Document text ->

= = = =

Goal: to read data from SQL table where a column contains JSON (arrays), extract certain keys/values from the JSON into new columns to then write to a new table. One of the joys of the original data format is that some data records are JSON arrays and some are not arrays (just JSON). Thus we may start with:
testcase = [(1, [{'a': 1, 'b': 2, 'c': 3}, {'a': 11, 'b': 12, 'c': 13}]),
(2, {'a': 30, 'b': 40}),
(3, {'a': 100, 'b': 200, 'd': 300})]
for x in testcase:
print(x)
(1, [{'a': 1, 'b': 2, 'c': 3}, {'a': 11, 'b': 12, 'c': 13}])
(2, {'a': 30, 'b': 40})
(3, {'a': 100, 'b': 200, 'd': 300})
Note the first element of each tuple is the record id. The first record is an array of length two, the second and third records are not arrays. The desired output is (as a DataFrame):
a b data
1 1 2 '{"c": 3}'
1 11 12 '{"c": 13}'
2 30 40 '{}'
3 100 200 '{"d": 300}'
Here you can see I've extracted keys 'a' and 'b' from the dicts into new columns, leaving the remaining keys/values in situ. The empty dict for id=2 is desirable behaviour.

= = = =

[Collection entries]
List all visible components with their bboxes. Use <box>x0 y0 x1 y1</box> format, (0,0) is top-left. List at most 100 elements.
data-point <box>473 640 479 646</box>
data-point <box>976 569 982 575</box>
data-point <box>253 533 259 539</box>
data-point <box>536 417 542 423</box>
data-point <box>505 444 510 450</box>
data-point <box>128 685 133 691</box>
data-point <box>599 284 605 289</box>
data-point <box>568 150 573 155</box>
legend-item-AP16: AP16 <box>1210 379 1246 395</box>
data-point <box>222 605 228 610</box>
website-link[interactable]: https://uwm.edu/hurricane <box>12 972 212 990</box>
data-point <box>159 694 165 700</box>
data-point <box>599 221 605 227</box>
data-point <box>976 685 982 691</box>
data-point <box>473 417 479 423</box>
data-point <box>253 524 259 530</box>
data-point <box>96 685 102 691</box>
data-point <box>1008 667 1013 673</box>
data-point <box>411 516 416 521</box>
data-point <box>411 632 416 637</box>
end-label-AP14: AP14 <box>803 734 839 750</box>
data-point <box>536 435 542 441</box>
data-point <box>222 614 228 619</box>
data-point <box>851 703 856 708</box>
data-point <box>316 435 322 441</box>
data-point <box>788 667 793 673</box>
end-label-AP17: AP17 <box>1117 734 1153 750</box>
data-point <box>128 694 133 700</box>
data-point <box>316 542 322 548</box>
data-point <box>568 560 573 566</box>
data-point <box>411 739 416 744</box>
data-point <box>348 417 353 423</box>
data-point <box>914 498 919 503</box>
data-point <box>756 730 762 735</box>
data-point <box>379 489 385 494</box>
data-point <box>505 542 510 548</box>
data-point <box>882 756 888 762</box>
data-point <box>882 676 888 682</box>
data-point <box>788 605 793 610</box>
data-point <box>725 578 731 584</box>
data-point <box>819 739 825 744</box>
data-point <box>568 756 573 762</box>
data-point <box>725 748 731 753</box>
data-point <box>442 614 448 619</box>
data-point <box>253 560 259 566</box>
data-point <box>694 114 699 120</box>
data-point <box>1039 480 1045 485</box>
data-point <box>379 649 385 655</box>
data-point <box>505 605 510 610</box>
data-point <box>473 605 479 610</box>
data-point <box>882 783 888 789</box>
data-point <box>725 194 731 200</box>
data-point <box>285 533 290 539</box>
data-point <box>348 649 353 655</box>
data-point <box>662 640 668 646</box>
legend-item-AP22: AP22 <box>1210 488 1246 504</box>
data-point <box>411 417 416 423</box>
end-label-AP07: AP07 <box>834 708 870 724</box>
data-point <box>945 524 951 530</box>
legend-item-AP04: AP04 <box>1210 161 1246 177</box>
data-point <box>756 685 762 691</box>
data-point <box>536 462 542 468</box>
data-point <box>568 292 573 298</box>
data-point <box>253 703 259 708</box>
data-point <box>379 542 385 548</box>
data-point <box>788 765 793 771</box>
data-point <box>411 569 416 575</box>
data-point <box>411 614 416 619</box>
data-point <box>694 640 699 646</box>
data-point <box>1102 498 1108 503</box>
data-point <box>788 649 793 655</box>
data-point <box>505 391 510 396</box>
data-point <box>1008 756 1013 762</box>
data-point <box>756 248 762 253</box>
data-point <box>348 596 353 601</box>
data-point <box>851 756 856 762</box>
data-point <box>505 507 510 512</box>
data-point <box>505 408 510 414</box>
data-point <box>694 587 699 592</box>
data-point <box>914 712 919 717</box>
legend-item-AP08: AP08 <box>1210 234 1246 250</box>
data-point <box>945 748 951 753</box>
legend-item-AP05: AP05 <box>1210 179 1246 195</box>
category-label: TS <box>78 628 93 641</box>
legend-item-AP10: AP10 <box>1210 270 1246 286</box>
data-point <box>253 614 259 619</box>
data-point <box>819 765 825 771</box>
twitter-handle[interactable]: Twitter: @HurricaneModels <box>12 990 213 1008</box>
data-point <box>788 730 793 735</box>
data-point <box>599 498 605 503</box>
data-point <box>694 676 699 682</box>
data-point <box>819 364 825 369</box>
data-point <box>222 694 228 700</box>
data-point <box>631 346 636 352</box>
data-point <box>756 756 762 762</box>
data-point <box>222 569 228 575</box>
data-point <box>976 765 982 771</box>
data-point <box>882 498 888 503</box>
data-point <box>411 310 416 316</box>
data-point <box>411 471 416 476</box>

= = = =

What the exercise asks -> Reproduce the entire post about pulling JSON keys into new DataFrame columns from above, word for word and with nothing changed.

Problem solution ->
Goal: to read data from SQL table where a column contains JSON (arrays), extract certain keys/values from the JSON into new columns to then write to a new table. One of the joys of the original data format is that some data records are JSON arrays and some are not arrays (just JSON). Thus we may start with:
testcase = [(1, [{'a': 1, 'b': 2, 'c': 3}, {'a': 11, 'b': 12, 'c': 13}]),
(2, {'a': 30, 'b': 40}),
(3, {'a': 100, 'b': 200, 'd': 300})]
for x in testcase:
print(x)
(1, [{'a': 1, 'b': 2, 'c': 3}, {'a': 11, 'b': 12, 'c': 13}])
(2, {'a': 30, 'b': 40})
(3, {'a': 100, 'b': 200, 'd': 300})
Note the first element of each tuple is the record id. The first record is an array of length two, the second and third records are not arrays. The desired output is (as a DataFrame):
a b data
1 1 2 '{"c": 3}'
1 11 12 '{"c": 13}'
2 30 40 '{}'
3 100 200 '{"d": 300}'
Here you can see I've extracted keys 'a' and 'b' from the dicts into new columns, leaving the remaining keys/values in situ. The empty dict for id=2 is desirable behaviour.